[STATED PROBLEM] Return every line of the material exactly.

#####

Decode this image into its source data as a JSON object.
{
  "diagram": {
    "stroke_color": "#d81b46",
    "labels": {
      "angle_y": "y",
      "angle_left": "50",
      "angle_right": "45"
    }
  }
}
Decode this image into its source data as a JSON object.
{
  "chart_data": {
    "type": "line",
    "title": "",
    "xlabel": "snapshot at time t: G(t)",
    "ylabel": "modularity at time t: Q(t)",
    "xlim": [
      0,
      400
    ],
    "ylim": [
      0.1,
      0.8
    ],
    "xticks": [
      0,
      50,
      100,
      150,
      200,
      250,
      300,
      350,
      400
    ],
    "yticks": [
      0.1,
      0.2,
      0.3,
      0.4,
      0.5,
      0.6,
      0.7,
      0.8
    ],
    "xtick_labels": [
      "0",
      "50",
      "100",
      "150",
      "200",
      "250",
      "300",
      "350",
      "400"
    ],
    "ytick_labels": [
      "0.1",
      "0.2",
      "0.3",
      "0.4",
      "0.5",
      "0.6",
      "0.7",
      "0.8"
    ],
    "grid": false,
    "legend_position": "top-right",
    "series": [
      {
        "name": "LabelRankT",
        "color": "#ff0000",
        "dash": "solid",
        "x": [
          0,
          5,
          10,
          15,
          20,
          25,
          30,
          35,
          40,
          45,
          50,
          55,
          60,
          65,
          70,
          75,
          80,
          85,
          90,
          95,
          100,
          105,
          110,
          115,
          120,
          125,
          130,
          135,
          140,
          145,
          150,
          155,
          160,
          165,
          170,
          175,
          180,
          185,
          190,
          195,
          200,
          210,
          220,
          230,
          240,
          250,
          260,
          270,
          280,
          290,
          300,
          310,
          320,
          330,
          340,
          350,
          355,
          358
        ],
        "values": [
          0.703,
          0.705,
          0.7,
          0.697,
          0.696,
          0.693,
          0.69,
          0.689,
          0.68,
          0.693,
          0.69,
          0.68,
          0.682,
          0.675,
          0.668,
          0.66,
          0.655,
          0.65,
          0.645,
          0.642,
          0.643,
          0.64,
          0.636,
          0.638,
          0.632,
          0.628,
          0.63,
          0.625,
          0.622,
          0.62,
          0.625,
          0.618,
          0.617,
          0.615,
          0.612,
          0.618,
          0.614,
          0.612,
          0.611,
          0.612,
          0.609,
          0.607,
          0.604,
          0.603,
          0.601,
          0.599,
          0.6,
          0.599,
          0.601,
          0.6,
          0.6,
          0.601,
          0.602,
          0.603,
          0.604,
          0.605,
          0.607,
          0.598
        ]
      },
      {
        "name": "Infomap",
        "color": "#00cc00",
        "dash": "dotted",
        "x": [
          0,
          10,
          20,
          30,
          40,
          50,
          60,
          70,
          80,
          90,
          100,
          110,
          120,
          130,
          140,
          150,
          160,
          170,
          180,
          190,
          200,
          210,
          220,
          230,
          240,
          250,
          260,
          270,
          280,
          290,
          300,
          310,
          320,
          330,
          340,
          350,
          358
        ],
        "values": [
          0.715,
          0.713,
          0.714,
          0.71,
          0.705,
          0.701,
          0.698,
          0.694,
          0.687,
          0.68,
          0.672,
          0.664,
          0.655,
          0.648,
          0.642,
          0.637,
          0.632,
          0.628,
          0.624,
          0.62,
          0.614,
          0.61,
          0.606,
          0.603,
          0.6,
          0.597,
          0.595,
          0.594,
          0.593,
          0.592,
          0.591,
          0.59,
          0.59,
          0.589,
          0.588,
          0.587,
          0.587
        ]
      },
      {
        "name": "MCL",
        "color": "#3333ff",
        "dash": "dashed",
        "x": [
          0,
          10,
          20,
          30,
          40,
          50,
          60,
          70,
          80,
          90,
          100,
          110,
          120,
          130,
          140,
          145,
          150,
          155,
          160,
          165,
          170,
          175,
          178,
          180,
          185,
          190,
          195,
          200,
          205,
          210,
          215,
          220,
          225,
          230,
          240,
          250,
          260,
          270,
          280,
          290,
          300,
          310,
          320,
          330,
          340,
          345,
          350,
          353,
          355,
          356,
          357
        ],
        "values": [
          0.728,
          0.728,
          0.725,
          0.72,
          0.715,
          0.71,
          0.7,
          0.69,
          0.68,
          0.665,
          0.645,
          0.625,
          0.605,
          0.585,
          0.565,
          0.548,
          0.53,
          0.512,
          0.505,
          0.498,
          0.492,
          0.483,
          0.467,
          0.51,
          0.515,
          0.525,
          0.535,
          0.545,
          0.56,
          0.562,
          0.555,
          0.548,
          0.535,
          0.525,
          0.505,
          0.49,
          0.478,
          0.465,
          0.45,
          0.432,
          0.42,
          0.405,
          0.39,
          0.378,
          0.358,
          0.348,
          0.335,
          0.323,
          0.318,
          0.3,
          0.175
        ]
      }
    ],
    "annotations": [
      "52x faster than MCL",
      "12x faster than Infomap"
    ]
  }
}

#####

[SOLUTION TO THE PROBLEM]
Decode this image into its source data as a JSON object.
{
  "diagram": {
    "stroke_color": "#d81b46",
    "labels": {
      "angle_y": "y",
      "angle_left": "50",
      "angle_right": "45"
    }
  }
}
Decode this image into its source data as a JSON object.
{
  "chart_data": {
    "type": "line",
    "title": "",
    "xlabel": "snapshot at time t: G(t)",
    "ylabel": "modularity at time t: Q(t)",
    "xlim": [
      0,
      400
    ],
    "ylim": [
      0.1,
      0.8
    ],
    "xticks": [
      0,
      50,
      100,
      150,
      200,
      250,
      300,
      350,
      400
    ],
    "yticks": [
      0.1,
      0.2,
      0.3,
      0.4,
      0.5,
      0.6,
      0.7,
      0.8
    ],
    "xtick_labels": [
      "0",
      "50",
      "100",
      "150",
      "200",
      "250",
      "300",
      "350",
      "400"
    ],
    "ytick_labels": [
      "0.1",
      "0.2",
      "0.3",
      "0.4",
      "0.5",
      "0.6",
      "0.7",
      "0.8"
    ],
    "grid": false,
    "legend_position": "top-right",
    "series": [
      {
        "name": "LabelRankT",
        "color": "#ff0000",
        "dash": "solid",
        "x": [
          0,
          5,
          10,
          15,
          20,
          25,
          30,
          35,
          40,
          45,
          50,
          55,
          60,
          65,
          70,
          75,
          80,
          85,
          90,
          95,
          100,
          105,
          110,
          115,
          120,
          125,
          130,
          135,
          140,
          145,
          150,
          155,
          160,
          165,
          170,
          175,
          180,
          185,
          190,
          195,
          200,
          210,
          220,
          230,
          240,
          250,
          260,
          270,
          280,
          290,
          300,
          310,
          320,
          330,
          340,
          350,
          355,
          358
        ],
        "values": [
          0.703,
          0.705,
          0.7,
          0.697,
          0.696,
          0.693,
          0.69,
          0.689,
          0.68,
          0.693,
          0.69,
          0.68,
          0.682,
          0.675,
          0.668,
          0.66,
          0.655,
          0.65,
          0.645,
          0.642,
          0.643,
          0.64,
          0.636,
          0.638,
          0.632,
          0.628,
          0.63,
          0.625,
          0.622,
          0.62,
          0.625,
          0.618,
          0.617,
          0.615,
          0.612,
          0.618,
          0.614,
          0.612,
          0.611,
          0.612,
          0.609,
          0.607,
          0.604,
          0.603,
          0.601,
          0.599,
          0.6,
          0.599,
          0.601,
          0.6,
          0.6,
          0.601,
          0.602,
          0.603,
          0.604,
          0.605,
          0.607,
          0.598
        ]
      },
      {
        "name": "Infomap",
        "color": "#00cc00",
        "dash": "dotted",
        "x": [
          0,
          10,
          20,
          30,
          40,
          50,
          60,
          70,
          80,
          90,
          100,
          110,
          120,
          130,
          140,
          150,
          160,
          170,
          180,
          190,
          200,
          210,
          220,
          230,
          240,
          250,
          260,
          270,
          280,
          290,
          300,
          310,
          320,
          330,
          340,
          350,
          358
        ],
        "values": [
          0.715,
          0.713,
          0.714,
          0.71,
          0.705,
          0.701,
          0.698,
          0.694,
          0.687,
          0.68,
          0.672,
          0.664,
          0.655,
          0.648,
          0.642,
          0.637,
          0.632,
          0.628,
          0.624,
          0.62,
          0.614,
          0.61,
          0.606,
          0.603,
          0.6,
          0.597,
          0.595,
          0.594,
          0.593,
          0.592,
          0.591,
          0.59,
          0.59,
          0.589,
          0.588,
          0.587,
          0.587
        ]
      },
      {
        "name": "MCL",
        "color": "#3333ff",
        "dash": "dashed",
        "x": [
          0,
          10,
          20,
          30,
          40,
          50,
          60,
          70,
          80,
          90,
          100,
          110,
          120,
          130,
          140,
          145,
          150,
          155,
          160,
          165,
          170,
          175,
          178,
          180,
          185,
          190,
          195,
          200,
          205,
          210,
          215,
          220,
          225,
          230,
          240,
          250,
          260,
          270,
          280,
          290,
          300,
          310,
          320,
          330,
          340,
          345,
          350,
          353,
          355,
          356,
          357
        ],
        "values": [
          0.728,
          0.728,
          0.725,
          0.72,
          0.715,
          0.71,
          0.7,
          0.69,
          0.68,
          0.665,
          0.645,
          0.625,
          0.605,
          0.585,
          0.565,
          0.548,
          0.53,
          0.512,
          0.505,
          0.498,
          0.492,
          0.483,
          0.467,
          0.51,
          0.515,
          0.525,
          0.535,
          0.545,
          0.56,
          0.562,
          0.555,
          0.548,
          0.535,
          0.525,
          0.505,
          0.49,
          0.478,
          0.465,
          0.45,
          0.432,
          0.42,
          0.405,
          0.39,
          0.378,
          0.358,
          0.348,
          0.335,
          0.323,
          0.318,
          0.3,
          0.175
        ]
      }
    ],
    "annotations": [
      "52x faster than MCL",
      "12x faster than Infomap"
    ]
  }
}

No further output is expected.